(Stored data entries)
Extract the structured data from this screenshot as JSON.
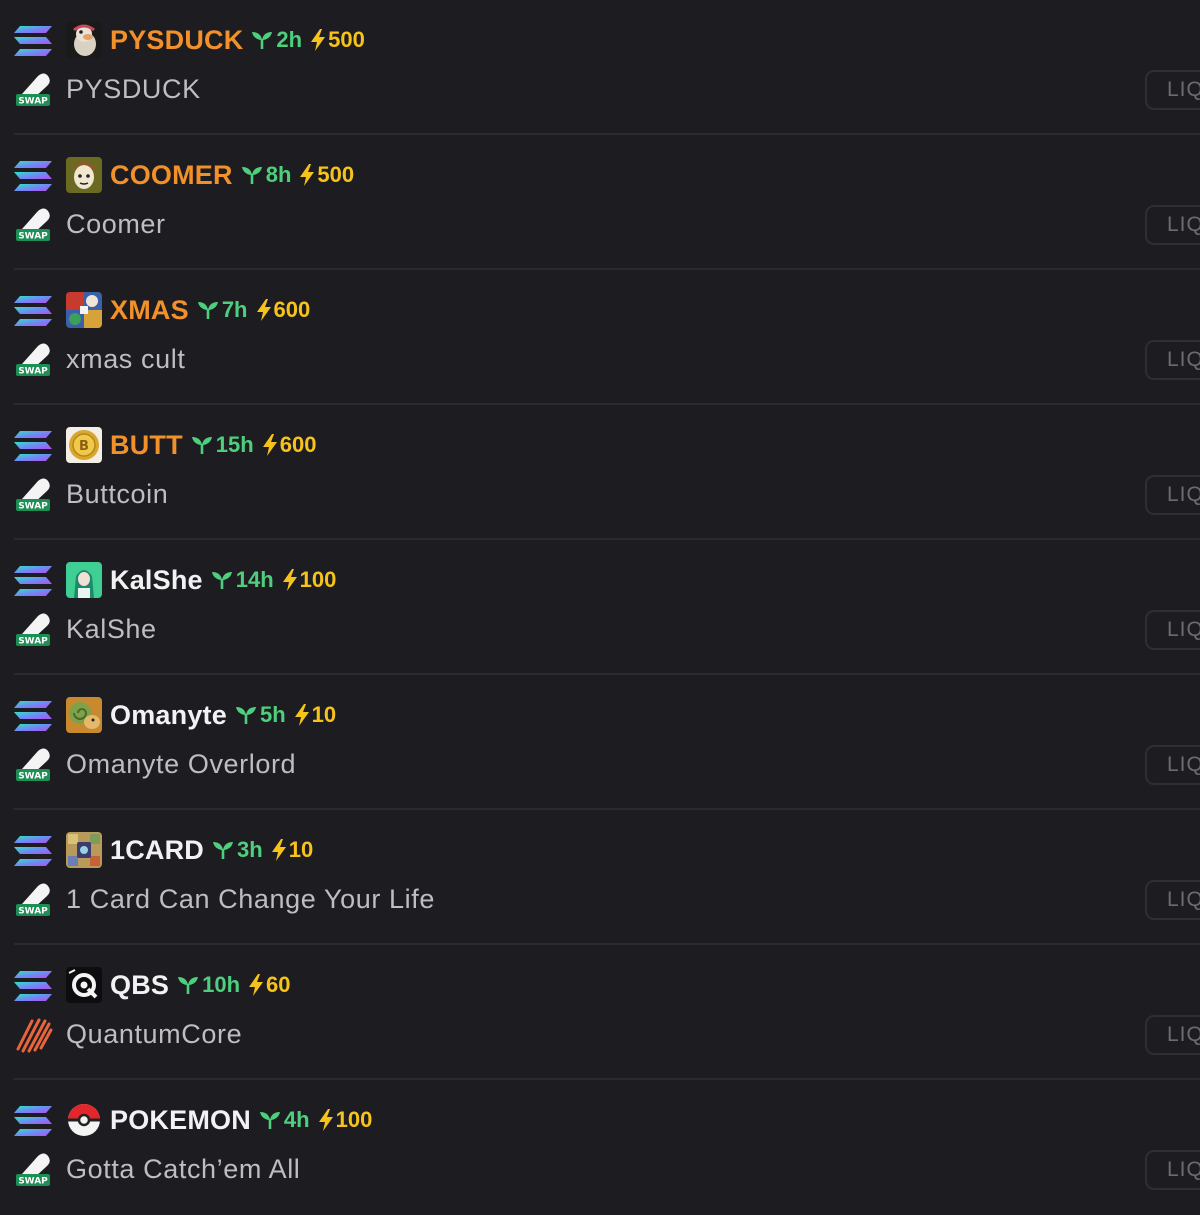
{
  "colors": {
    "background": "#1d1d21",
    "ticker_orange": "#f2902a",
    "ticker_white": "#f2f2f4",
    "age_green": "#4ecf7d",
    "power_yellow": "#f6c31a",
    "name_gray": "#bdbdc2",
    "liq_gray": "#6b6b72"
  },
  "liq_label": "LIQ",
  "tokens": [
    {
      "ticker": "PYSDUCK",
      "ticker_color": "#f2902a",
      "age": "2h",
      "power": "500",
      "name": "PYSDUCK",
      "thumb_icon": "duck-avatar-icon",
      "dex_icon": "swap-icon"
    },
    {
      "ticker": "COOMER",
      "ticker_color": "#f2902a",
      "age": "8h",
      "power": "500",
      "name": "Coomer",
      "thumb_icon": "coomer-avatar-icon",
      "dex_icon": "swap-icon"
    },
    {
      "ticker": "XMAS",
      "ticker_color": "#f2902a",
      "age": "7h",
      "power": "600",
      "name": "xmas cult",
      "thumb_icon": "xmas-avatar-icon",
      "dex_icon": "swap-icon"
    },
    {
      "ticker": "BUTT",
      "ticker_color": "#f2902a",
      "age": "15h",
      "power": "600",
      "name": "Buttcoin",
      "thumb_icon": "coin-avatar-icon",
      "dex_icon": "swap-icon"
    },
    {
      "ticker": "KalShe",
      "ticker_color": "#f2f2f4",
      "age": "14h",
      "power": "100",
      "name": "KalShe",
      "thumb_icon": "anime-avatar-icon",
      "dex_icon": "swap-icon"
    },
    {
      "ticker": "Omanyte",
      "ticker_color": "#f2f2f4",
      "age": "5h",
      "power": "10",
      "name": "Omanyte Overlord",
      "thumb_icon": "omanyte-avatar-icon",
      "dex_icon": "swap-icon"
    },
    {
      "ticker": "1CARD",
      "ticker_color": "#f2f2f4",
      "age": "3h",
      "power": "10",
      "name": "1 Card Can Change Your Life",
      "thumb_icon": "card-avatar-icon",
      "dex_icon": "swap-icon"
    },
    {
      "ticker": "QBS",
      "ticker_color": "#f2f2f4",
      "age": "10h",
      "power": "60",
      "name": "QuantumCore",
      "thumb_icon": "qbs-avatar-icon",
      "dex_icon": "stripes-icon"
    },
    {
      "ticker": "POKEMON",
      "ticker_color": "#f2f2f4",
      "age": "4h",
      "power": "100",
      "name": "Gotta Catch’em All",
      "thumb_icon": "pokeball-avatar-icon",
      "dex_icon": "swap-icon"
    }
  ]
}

* * *

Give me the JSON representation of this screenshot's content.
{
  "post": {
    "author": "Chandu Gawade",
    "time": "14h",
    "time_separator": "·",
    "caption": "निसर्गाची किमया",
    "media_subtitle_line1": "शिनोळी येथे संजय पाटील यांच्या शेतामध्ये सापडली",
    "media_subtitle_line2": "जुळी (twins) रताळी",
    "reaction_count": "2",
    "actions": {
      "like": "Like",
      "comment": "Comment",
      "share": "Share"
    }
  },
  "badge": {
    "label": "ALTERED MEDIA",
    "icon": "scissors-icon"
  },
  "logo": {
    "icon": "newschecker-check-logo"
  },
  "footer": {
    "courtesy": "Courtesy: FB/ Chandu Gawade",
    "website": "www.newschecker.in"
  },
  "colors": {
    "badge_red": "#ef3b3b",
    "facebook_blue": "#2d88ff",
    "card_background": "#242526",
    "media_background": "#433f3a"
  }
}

• **PROBLEM STATEMENT**
Among the lines of the material, find those that hold the word "newschecker" and copy them.

• **CORRECT RESULT**
    "icon": "newschecker-check-logo"
    "website": "www.newschecker.in"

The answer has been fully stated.